▼▼▼
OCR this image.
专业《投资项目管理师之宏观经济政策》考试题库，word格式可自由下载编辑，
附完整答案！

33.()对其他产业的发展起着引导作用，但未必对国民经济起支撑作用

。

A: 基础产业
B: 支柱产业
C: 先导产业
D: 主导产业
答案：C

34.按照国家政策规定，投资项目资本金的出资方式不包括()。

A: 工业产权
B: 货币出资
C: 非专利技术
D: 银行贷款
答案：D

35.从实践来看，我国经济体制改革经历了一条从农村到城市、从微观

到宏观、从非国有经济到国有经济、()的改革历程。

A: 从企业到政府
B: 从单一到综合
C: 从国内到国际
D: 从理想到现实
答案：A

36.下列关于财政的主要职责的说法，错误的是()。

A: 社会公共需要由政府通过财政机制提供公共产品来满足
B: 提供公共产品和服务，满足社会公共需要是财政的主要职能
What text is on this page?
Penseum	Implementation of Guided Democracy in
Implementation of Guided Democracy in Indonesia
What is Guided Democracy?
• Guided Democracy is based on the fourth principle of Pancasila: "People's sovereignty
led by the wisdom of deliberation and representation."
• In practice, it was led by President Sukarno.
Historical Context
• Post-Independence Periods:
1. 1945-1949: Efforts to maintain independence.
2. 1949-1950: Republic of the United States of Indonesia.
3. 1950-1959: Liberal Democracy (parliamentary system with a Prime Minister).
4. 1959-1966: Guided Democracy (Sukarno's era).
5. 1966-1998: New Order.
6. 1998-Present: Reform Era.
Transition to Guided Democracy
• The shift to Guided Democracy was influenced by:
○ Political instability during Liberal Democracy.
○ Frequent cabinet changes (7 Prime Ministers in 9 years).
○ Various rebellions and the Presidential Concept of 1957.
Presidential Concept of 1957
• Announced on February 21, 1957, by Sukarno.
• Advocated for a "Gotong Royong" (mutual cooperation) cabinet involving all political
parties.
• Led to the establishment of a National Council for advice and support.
▲▲▲
Required task = Write the complete data out, exactly as above.

Reply to the task =
OCR this image.
专业《投资项目管理师之宏观经济政策》考试题库，word格式可自由下载编辑，
附完整答案！

33.()对其他产业的发展起着引导作用，但未必对国民经济起支撑作用

。

A: 基础产业
B: 支柱产业
C: 先导产业
D: 主导产业
答案：C

34.按照国家政策规定，投资项目资本金的出资方式不包括()。

A: 工业产权
B: 货币出资
C: 非专利技术
D: 银行贷款
答案：D

35.从实践来看，我国经济体制改革经历了一条从农村到城市、从微观

到宏观、从非国有经济到国有经济、()的改革历程。

A: 从企业到政府
B: 从单一到综合
C: 从国内到国际
D: 从理想到现实
答案：A

36.下列关于财政的主要职责的说法，错误的是()。

A: 社会公共需要由政府通过财政机制提供公共产品来满足
B: 提供公共产品和服务，满足社会公共需要是财政的主要职能
What text is on this page?
Penseum	Implementation of Guided Democracy in
Implementation of Guided Democracy in Indonesia
What is Guided Democracy?
• Guided Democracy is based on the fourth principle of Pancasila: "People's sovereignty
led by the wisdom of deliberation and representation."
• In practice, it was led by President Sukarno.
Historical Context
• Post-Independence Periods:
1. 1945-1949: Efforts to maintain independence.
2. 1949-1950: Republic of the United States of Indonesia.
3. 1950-1959: Liberal Democracy (parliamentary system with a Prime Minister).
4. 1959-1966: Guided Democracy (Sukarno's era).
5. 1966-1998: New Order.
6. 1998-Present: Reform Era.
Transition to Guided Democracy
• The shift to Guided Democracy was influenced by:
○ Political instability during Liberal Democracy.
○ Frequent cabinet changes (7 Prime Ministers in 9 years).
○ Various rebellions and the Presidential Concept of 1957.
Presidential Concept of 1957
• Announced on February 21, 1957, by Sukarno.
• Advocated for a "Gotong Royong" (mutual cooperation) cabinet involving all political
parties.
• Led to the establishment of a National Council for advice and support.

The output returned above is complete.